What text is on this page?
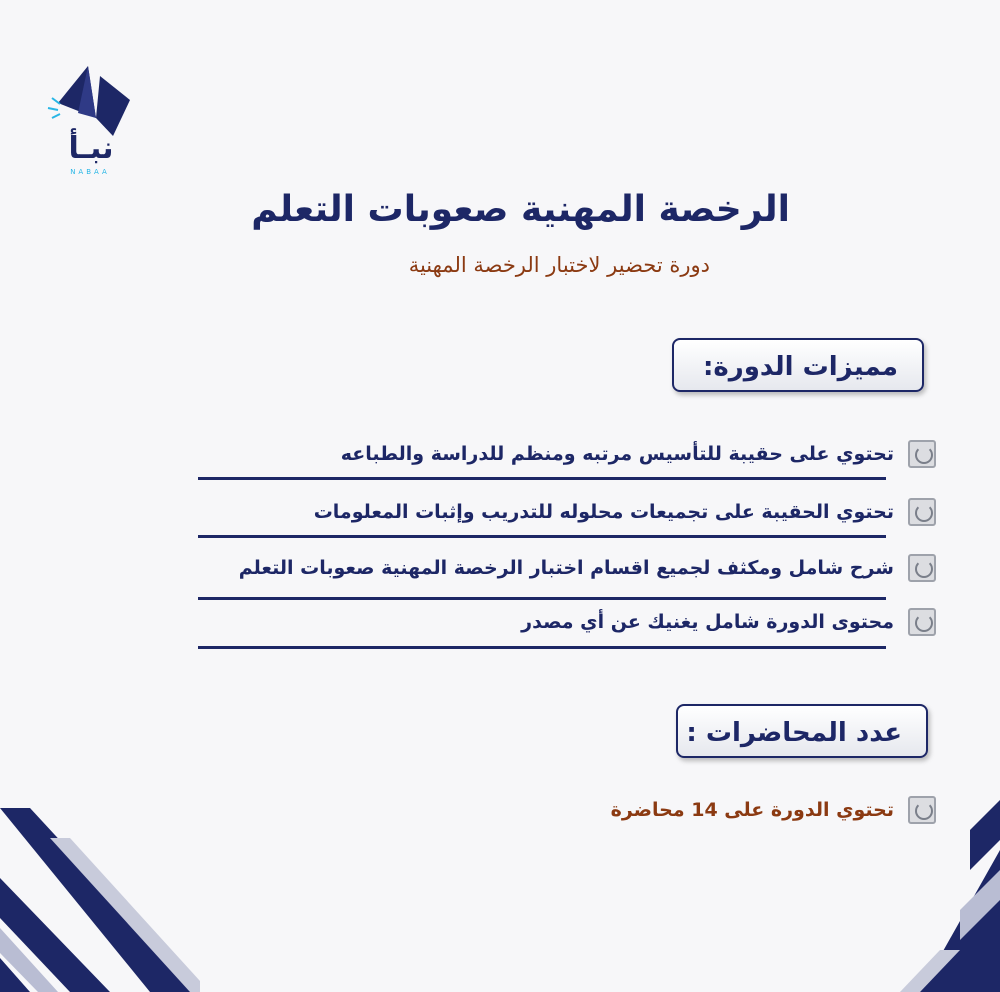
نبـأ
NABAA
الرخصة المهنية صعوبات التعلم
دورة تحضير لاختبار الرخصة المهنية
مميزات الدورة:
تحتوي على حقيبة للتأسيس مرتبه ومنظم للدراسة والطباعه
تحتوي الحقيبة على تجميعات محلوله للتدريب وإثبات المعلومات
شرح شامل ومكثف لجميع اقسام اختبار الرخصة المهنية صعوبات التعلم
محتوى الدورة شامل يغنيك عن أي مصدر
عدد المحاضرات :
تحتوي الدورة على 14 محاضرة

Exercise objective
Drop the pictures and reproduce the rest of the entries above exactly.

Response
What text is on this page?
نبـأ
NABAA
الرخصة المهنية صعوبات التعلم
دورة تحضير لاختبار الرخصة المهنية
مميزات الدورة:
تحتوي على حقيبة للتأسيس مرتبه ومنظم للدراسة والطباعه
تحتوي الحقيبة على تجميعات محلوله للتدريب وإثبات المعلومات
شرح شامل ومكثف لجميع اقسام اختبار الرخصة المهنية صعوبات التعلم
محتوى الدورة شامل يغنيك عن أي مصدر
عدد المحاضرات :
تحتوي الدورة على 14 محاضرة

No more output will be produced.